__Problem statement__.
Identify the lines holding "sPSU" and copy them.

__Records for this task__.
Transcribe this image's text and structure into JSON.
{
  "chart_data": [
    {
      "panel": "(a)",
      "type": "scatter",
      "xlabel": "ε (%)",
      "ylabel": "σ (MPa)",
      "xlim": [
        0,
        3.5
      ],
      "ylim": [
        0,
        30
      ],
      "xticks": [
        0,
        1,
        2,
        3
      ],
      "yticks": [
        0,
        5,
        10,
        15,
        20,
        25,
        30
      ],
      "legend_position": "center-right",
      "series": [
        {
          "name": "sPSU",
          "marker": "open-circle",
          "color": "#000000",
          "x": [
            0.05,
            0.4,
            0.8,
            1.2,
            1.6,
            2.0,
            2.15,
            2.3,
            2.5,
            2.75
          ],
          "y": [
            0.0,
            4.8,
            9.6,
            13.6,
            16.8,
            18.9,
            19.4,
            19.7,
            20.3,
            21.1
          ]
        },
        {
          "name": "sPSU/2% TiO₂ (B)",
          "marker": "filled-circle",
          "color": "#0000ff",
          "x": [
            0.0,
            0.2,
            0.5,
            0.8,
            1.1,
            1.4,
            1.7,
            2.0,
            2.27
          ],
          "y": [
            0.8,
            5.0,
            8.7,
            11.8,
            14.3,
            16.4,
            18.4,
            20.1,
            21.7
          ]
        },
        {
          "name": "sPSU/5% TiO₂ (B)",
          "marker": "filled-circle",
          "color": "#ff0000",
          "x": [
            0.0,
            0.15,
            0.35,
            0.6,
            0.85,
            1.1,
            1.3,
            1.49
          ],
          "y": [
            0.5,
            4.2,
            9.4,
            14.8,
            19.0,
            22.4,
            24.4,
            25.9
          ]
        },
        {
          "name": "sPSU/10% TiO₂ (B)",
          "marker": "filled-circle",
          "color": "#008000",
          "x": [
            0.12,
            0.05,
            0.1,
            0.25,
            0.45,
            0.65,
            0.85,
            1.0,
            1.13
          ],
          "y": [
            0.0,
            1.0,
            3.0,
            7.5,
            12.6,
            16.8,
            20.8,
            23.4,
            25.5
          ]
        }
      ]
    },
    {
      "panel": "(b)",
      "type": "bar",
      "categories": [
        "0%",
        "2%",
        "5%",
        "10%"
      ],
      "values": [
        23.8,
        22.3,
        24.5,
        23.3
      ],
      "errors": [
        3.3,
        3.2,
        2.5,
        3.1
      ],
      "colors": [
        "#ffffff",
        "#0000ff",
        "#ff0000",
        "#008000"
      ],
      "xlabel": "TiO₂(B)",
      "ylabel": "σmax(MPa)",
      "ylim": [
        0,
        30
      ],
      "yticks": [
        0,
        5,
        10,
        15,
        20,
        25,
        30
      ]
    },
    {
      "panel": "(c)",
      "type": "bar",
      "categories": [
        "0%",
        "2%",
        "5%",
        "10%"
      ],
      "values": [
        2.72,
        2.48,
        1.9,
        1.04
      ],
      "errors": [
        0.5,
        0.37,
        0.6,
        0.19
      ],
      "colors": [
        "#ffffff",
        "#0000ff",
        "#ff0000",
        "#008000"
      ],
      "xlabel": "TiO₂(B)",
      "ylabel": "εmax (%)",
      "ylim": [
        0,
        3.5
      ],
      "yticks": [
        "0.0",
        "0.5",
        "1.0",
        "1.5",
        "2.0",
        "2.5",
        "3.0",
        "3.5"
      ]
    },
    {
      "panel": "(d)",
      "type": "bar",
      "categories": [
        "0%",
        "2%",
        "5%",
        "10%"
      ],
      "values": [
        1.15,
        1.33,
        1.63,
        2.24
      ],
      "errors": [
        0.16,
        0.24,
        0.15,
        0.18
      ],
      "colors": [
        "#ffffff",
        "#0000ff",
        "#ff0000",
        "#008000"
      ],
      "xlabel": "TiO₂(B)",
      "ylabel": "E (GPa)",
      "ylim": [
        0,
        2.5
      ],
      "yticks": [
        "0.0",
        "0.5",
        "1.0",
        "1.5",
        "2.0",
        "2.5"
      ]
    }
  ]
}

__Exercise response__.
          "name": "sPSU",
          "name": "sPSU/2% TiO₂ (B)",
          "name": "sPSU/5% TiO₂ (B)",
          "name": "sPSU/10% TiO₂ (B)",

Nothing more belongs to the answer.